▶ [READING TEXT]
* * * * * * * * *
Foster v. Westfair Properties
(Pacific) Ltd.,


2008 BCSC 1658

Date: 20081201
Docket: 07 4667
Registry: Victoria







Before: Master McCallum

Reasons for Judgment

Counsel for Plaintiff

A. R. Atwood-Brewka

Counsel for Defendants

P. E. Norell

Date and Place of Hearing:

4 November 2008


Victoria, B.C.


[1]                The plaintiff claims damages in this proceeding for injuries alleged to have been sustained in a fall at premises owned or occupied by the defendants.  She commenced her action by issuing an endorsed Writ of Summons.  Following service and the filing of an Appearance by the defendants, the plaintiff filed an amended Writ of Summons.  The only amendment was the addition of the endorsement:  “Subject to Rule 68” in the style of proceeding.  The defendants applied to strike out the amendment or alternatively remove the action from Rule 68.

[2]                For the reasons that follow I have concluded that the defendants’ motions must be dismissed.


[3]                There is no real dispute about the facts.  The plaintiff’s position is simply that shortly after the Writ was filed and served, counsel for the plaintiff realized that the action was one within the scope of Rule 68 and ought to have been commenced with the required endorsement.

[4]                Although the action was commenced by the filing of an endorsed Writ of Summons, it appears that a Statement of Claim was filed the same day but not served with the Writ.  The Statement of Claim was also amended by adding the Rule 68 endorsement and it was delivered in June of 2008.

[5]                The defendants took exception to the amendments made by the plaintiff but filed a Statement of Defence in any event.  The parties have exchanged some documents but not proceeded further pending the outcome of this motion.


[6]                Rule 68 is the “Expedited Litigation Project Rule”.  By its terms, the rule applies to certain actions (“expedited actions”) described in Rule 68 (2):

Actions to which this rule applies

(2)        Subject to subrule (5), this rule applies to an action commenced in the Vancouver, Victoria, Prince George or Nelson registry after September 1, 2005, and to every action commenced in any registry after January 1, 2008, if

(a)        the only claims in the action are for one or more of the following:

(i)         money;

(ii)        real property;

(iii)       personal property, and

(b)        the total of the following amounts is $100,000 or less, exclusive of interest and costs:

(i)         the amount of any money claimed in the action by the plaintiff for pecuniary loss;

(ii)        the amount of any money to be claimed in the action by the plaintiff for non-pecuniary loss;

(iii)       the fair market value, as at the date the action is commenced, of all real property, all interests in real property, all personal property and all interests in personal property claimed in the action by the plaintiff.

[7]                The evidence shows that counsel for the plaintiff determined that Rule 68 applied because the plaintiff’s claim was only for money and the amount of money to be claimed was $100,000 or less as set out in Rule 68 (2).  Counsel elected to proceed by way of amendment as a simple device to inform the defendants of the application of Rule 68 and comply with Rule 68 (6) that requires the “Subject to Rule 68” endorsement in the style of proceeding for expedited actions.
* * * * * * * * *
▶ [WORK INSTRUCTIONS]
(1) According to the judgment, what was the only change made in the plaintiff's amended Writ of Summons?
(2) Carry on with the judgment from the point where it ends.

(Dataset excerpt)
* * * * * * * * *
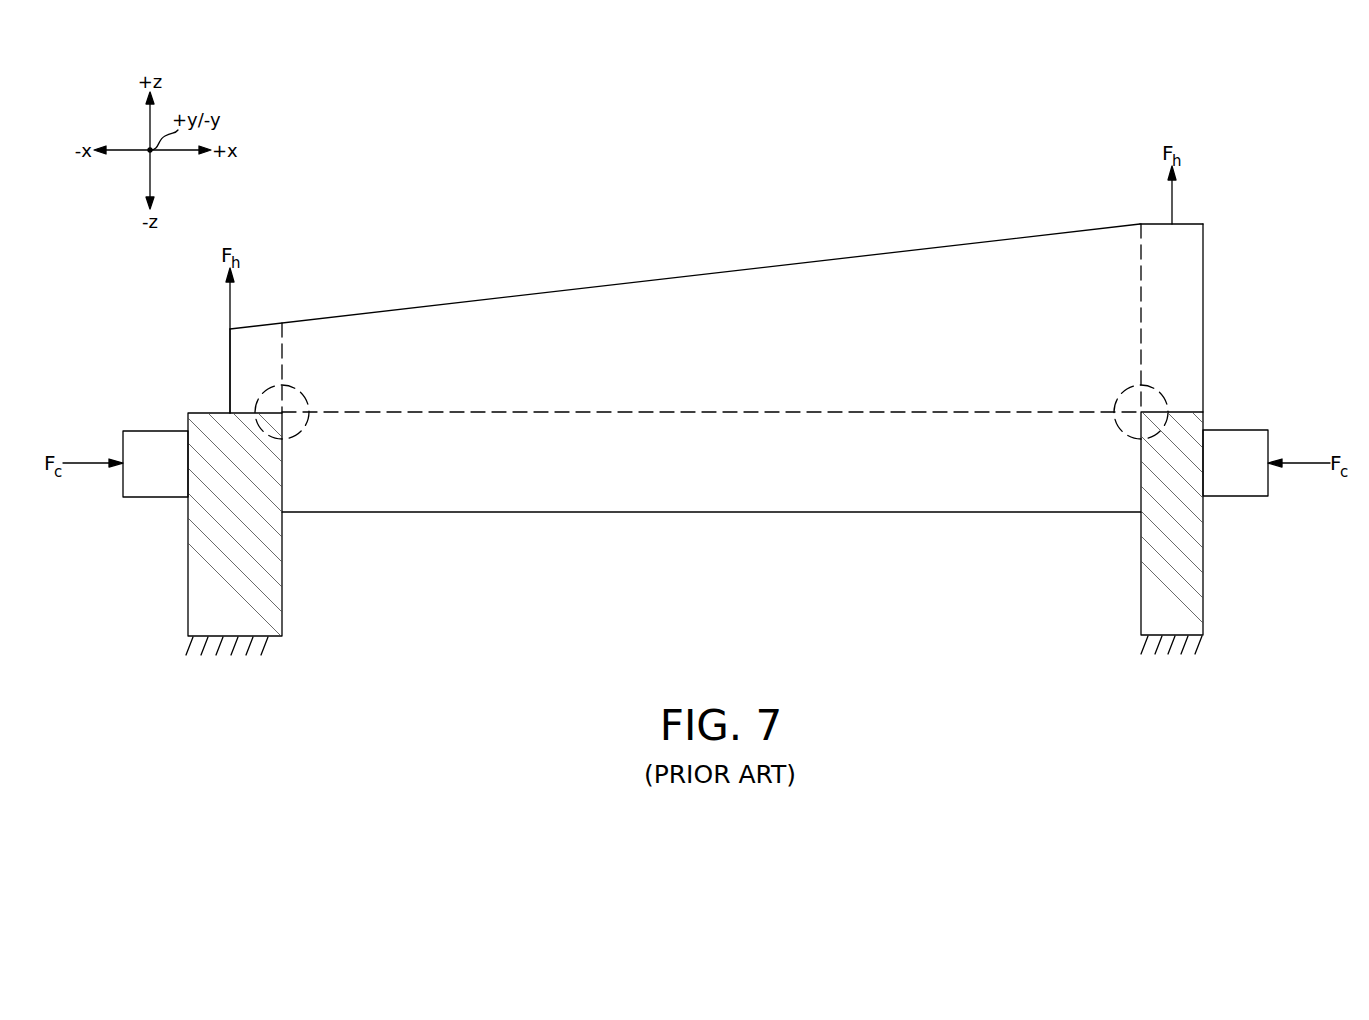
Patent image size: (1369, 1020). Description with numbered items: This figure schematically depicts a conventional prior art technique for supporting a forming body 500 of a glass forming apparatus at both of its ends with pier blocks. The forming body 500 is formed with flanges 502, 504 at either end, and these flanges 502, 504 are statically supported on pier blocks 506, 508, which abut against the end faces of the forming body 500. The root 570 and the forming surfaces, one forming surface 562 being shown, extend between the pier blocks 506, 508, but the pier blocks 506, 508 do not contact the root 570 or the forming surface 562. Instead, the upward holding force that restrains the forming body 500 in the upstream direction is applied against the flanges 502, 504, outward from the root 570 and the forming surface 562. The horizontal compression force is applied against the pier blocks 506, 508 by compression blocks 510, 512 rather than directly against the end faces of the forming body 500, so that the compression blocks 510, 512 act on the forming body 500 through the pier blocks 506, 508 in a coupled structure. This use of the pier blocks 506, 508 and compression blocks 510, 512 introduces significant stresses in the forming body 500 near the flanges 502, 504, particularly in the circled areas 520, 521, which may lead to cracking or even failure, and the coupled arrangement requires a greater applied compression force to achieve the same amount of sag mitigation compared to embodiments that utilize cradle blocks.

The forming body 500 is at (685, 210).
The flange 502 is at (262, 334).
The flange 504 is at (1192, 232).
The pier block 506 is at (187, 582).
The pier block 508 is at (1203, 608).
The compression block 510 is at (146, 430).
The compression block 512 is at (1240, 430).
The area 520 is at (300, 386).
The area 521 is at (1126, 388).
The forming surface 562 is at (960, 480).
The root 570 is at (688, 512).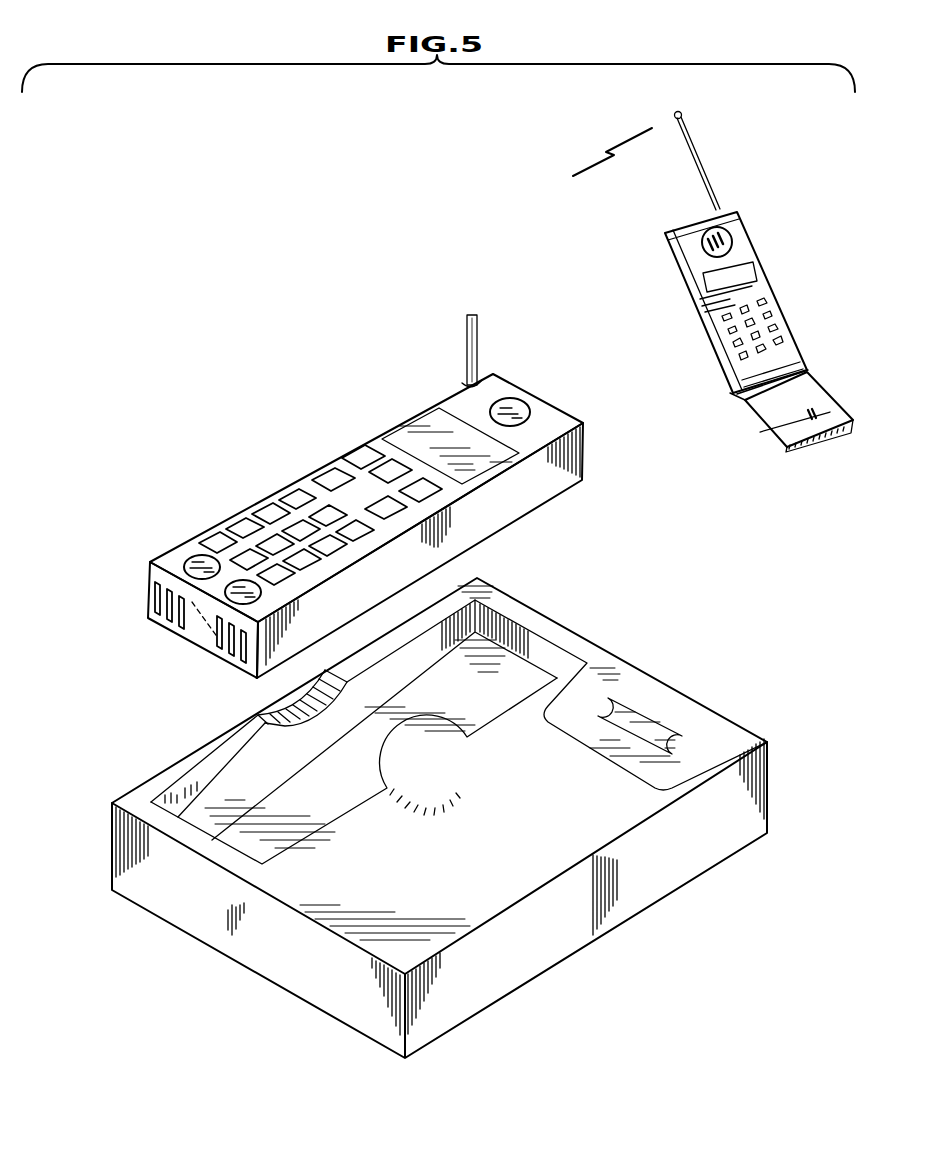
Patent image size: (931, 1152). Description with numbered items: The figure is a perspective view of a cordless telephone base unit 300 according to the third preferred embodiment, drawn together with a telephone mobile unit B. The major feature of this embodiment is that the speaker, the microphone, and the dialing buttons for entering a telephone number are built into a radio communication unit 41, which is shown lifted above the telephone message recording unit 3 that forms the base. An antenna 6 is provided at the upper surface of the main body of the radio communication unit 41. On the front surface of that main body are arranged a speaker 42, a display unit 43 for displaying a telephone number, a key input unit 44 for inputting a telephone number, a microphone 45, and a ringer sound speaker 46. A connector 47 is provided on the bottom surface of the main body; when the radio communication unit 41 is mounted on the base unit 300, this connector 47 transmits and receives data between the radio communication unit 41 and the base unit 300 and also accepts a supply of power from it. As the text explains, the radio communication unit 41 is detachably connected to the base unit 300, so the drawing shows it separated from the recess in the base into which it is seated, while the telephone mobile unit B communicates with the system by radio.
* * * * * * * * *
▶ [WRITTEN RESPONSES]
(1) The endorsement "Subject to Rule 68" was added in the style of proceeding.

(2)
[8]                The defendants took the position that the plaintiff could not amend and bring Rule 68 into play.  It was their position throughout that Rule 68 does not permit existing actions (not brought under Rule 68) to be brought into the rule unless the parties’ consent as allowed in Rule 68(3) that states:

Actions to which this rule may apply

(3)        Subject to subrule (5), this rule applies to any action not referred to in subrule (2) if the parties to the action consent.

[9]                The defendants’ submission seems to conflate two distinct situations.  Rule 68 applies, on its face, to certain defined actions.  Alternatively, parties can agree that Rule 68 applies to actions that do not fall within the definition of an expedited action.  This action is an expedited action and Rule 68 applies to it regardless of the positions of the parties.  The rule does permit parties to apply for an order that Rule 68 does not apply but, absent that order, the rule applies to every expedited action.

[10]            In actions that are expedited actions (as in this case) the failure to include the Rule 68 endorsement is, at worst, a failure to comply with the rules that ought, in this case, to be treated as an irregularity.  Rule 2(2)(c) specifically permits the court to allow amendments under Rule 24 where there has been a failure to comply with the rules.  That is the course that should be followed in the case at bar.

[11]            The defendants’ motion also asked for an order that the action be removed from Rule 68 if the rule was found to apply.  The only evidence on the application relates to the history of the proceeding.  There is no evidence upon which the court could conclude that the rule ought not to apply.  On the contrary, given the limited information available, the action seems one admirably suited to the use of expedited process.


[12]            Rule 68 is mandatory and requires that actions qualifying as expedited actions proceed under the provisions of the rule.  The absence of the required endorsement is an irregularity that may be remedied by amendment.  The commencement of a proceeding without the Rule 68 endorsement does not change the character of the proceeding to permit process outside the limits of the rule.

[13]            The defendants’ motion is dismissed.  The action is an expedited action and Rule 68 applies.  The amendments stand.  Costs of the motion will be to the plaintiff as costs in the cause.

                       “W. McCallum”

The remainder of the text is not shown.